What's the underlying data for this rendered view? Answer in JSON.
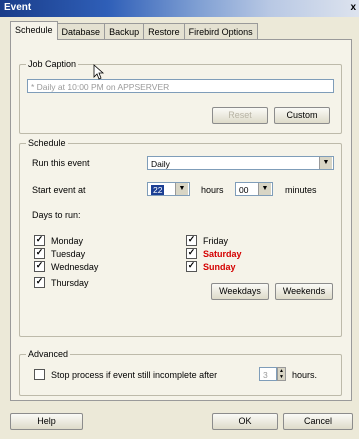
{
  "window": {
    "title": "Event",
    "close_glyph": "x"
  },
  "tabs": [
    {
      "label": "Schedule",
      "active": true
    },
    {
      "label": "Database"
    },
    {
      "label": "Backup"
    },
    {
      "label": "Restore"
    },
    {
      "label": "Firebird Options"
    }
  ],
  "job_caption": {
    "legend": "Job Caption",
    "value": "* Daily at 10:00 PM on APPSERVER",
    "reset_label": "Reset",
    "custom_label": "Custom"
  },
  "schedule": {
    "legend": "Schedule",
    "run_label": "Run this event",
    "run_value": "Daily",
    "start_label": "Start event at",
    "hours_value": "22",
    "hours_label": "hours",
    "minutes_value": "00",
    "minutes_label": "minutes",
    "days_label": "Days to run:",
    "days": [
      {
        "label": "Monday",
        "checked": true,
        "weekend": false
      },
      {
        "label": "Tuesday",
        "checked": true,
        "weekend": false
      },
      {
        "label": "Wednesday",
        "checked": true,
        "weekend": false
      },
      {
        "label": "Thursday",
        "checked": true,
        "weekend": false
      },
      {
        "label": "Friday",
        "checked": true,
        "weekend": false
      },
      {
        "label": "Saturday",
        "checked": true,
        "weekend": true
      },
      {
        "label": "Sunday",
        "checked": true,
        "weekend": true
      }
    ],
    "weekdays_label": "Weekdays",
    "weekends_label": "Weekends"
  },
  "advanced": {
    "legend": "Advanced",
    "stop_label": "Stop process if event still incomplete after",
    "stop_checked": false,
    "hours_value": "3",
    "hours_label": "hours."
  },
  "footer": {
    "help_label": "Help",
    "ok_label": "OK",
    "cancel_label": "Cancel"
  }
}
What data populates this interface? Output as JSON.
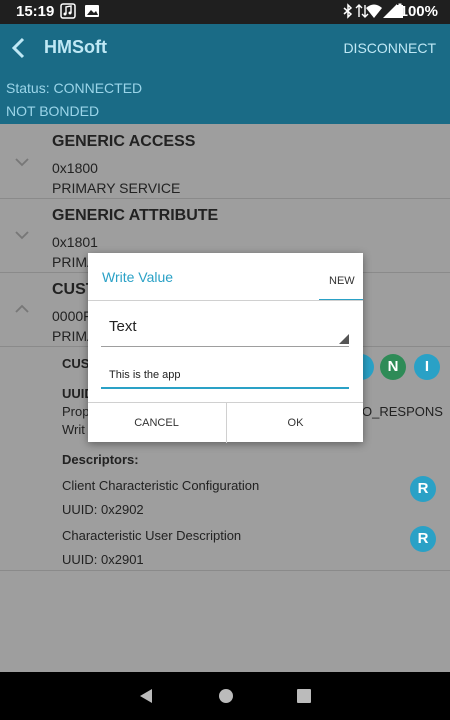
{
  "status_bar": {
    "time": "15:19",
    "battery": "100%",
    "icons": [
      "music-note-icon",
      "image-icon",
      "bluetooth-icon",
      "data-arrows-icon",
      "wifi-icon",
      "signal-icon",
      "battery-icon"
    ]
  },
  "app_bar": {
    "title": "HMSoft",
    "disconnect_label": "DISCONNECT",
    "back_icon": "back-arrow-icon"
  },
  "info": {
    "status": "Status: CONNECTED",
    "bond": "NOT BONDED"
  },
  "services": [
    {
      "name": "GENERIC ACCESS",
      "uuid": "0x1800",
      "type": "PRIMARY SERVICE"
    },
    {
      "name": "GENERIC ATTRIBUTE",
      "uuid": "0x1801",
      "type": "PRIMA"
    },
    {
      "name": "CUST",
      "uuid": "0000F",
      "type": "PRIMA"
    }
  ],
  "characteristic": {
    "name": "CUS",
    "uuid_label": "UUID",
    "props_prefix": "Prop",
    "props_suffix": "O_RESPONS",
    "write_prefix": "Writ",
    "descriptors_label": "Descriptors:",
    "descriptors": [
      {
        "name": "Client Characteristic Configuration",
        "uuid": "UUID: 0x2902",
        "badge": "R"
      },
      {
        "name": "Characteristic User Description",
        "uuid": "UUID: 0x2901",
        "badge": "R"
      }
    ],
    "badges": [
      "N",
      "I"
    ]
  },
  "dialog": {
    "title": "Write Value",
    "tab_label": "NEW",
    "format_selected": "Text",
    "value": "This is the app",
    "cancel_label": "CANCEL",
    "ok_label": "OK"
  },
  "colors": {
    "primary": "#1a6b86",
    "accent": "#2aa1c6",
    "badge_green": "#2e8b57"
  }
}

_WHAT IS REQUIRED_
Give an exact reproduction of every line, leaving out any picture.

_WORKED SOLUTION_
What's the underlying data for this rendered view? Answer in JSON.
{
  "window": {
    "title": "Event",
    "close_glyph": "x"
  },
  "tabs": [
    {
      "label": "Schedule",
      "active": true
    },
    {
      "label": "Database"
    },
    {
      "label": "Backup"
    },
    {
      "label": "Restore"
    },
    {
      "label": "Firebird Options"
    }
  ],
  "job_caption": {
    "legend": "Job Caption",
    "value": "* Daily at 10:00 PM on APPSERVER",
    "reset_label": "Reset",
    "custom_label": "Custom"
  },
  "schedule": {
    "legend": "Schedule",
    "run_label": "Run this event",
    "run_value": "Daily",
    "start_label": "Start event at",
    "hours_value": "22",
    "hours_label": "hours",
    "minutes_value": "00",
    "minutes_label": "minutes",
    "days_label": "Days to run:",
    "days": [
      {
        "label": "Monday",
        "checked": true,
        "weekend": false
      },
      {
        "label": "Tuesday",
        "checked": true,
        "weekend": false
      },
      {
        "label": "Wednesday",
        "checked": true,
        "weekend": false
      },
      {
        "label": "Thursday",
        "checked": true,
        "weekend": false
      },
      {
        "label": "Friday",
        "checked": true,
        "weekend": false
      },
      {
        "label": "Saturday",
        "checked": true,
        "weekend": true
      },
      {
        "label": "Sunday",
        "checked": true,
        "weekend": true
      }
    ],
    "weekdays_label": "Weekdays",
    "weekends_label": "Weekends"
  },
  "advanced": {
    "legend": "Advanced",
    "stop_label": "Stop process if event still incomplete after",
    "stop_checked": false,
    "hours_value": "3",
    "hours_label": "hours."
  },
  "footer": {
    "help_label": "Help",
    "ok_label": "OK",
    "cancel_label": "Cancel"
  }
}
What data populates this interface? Output as JSON.
{
  "status_bar": {
    "time": "15:19",
    "battery": "100%",
    "icons": [
      "music-note-icon",
      "image-icon",
      "bluetooth-icon",
      "data-arrows-icon",
      "wifi-icon",
      "signal-icon",
      "battery-icon"
    ]
  },
  "app_bar": {
    "title": "HMSoft",
    "disconnect_label": "DISCONNECT",
    "back_icon": "back-arrow-icon"
  },
  "info": {
    "status": "Status: CONNECTED",
    "bond": "NOT BONDED"
  },
  "services": [
    {
      "name": "GENERIC ACCESS",
      "uuid": "0x1800",
      "type": "PRIMARY SERVICE"
    },
    {
      "name": "GENERIC ATTRIBUTE",
      "uuid": "0x1801",
      "type": "PRIMA"
    },
    {
      "name": "CUST",
      "uuid": "0000F",
      "type": "PRIMA"
    }
  ],
  "characteristic": {
    "name": "CUS",
    "uuid_label": "UUID",
    "props_prefix": "Prop",
    "props_suffix": "O_RESPONS",
    "write_prefix": "Writ",
    "descriptors_label": "Descriptors:",
    "descriptors": [
      {
        "name": "Client Characteristic Configuration",
        "uuid": "UUID: 0x2902",
        "badge": "R"
      },
      {
        "name": "Characteristic User Description",
        "uuid": "UUID: 0x2901",
        "badge": "R"
      }
    ],
    "badges": [
      "N",
      "I"
    ]
  },
  "dialog": {
    "title": "Write Value",
    "tab_label": "NEW",
    "format_selected": "Text",
    "value": "This is the app",
    "cancel_label": "CANCEL",
    "ok_label": "OK"
  },
  "colors": {
    "primary": "#1a6b86",
    "accent": "#2aa1c6",
    "badge_green": "#2e8b57"
  }
}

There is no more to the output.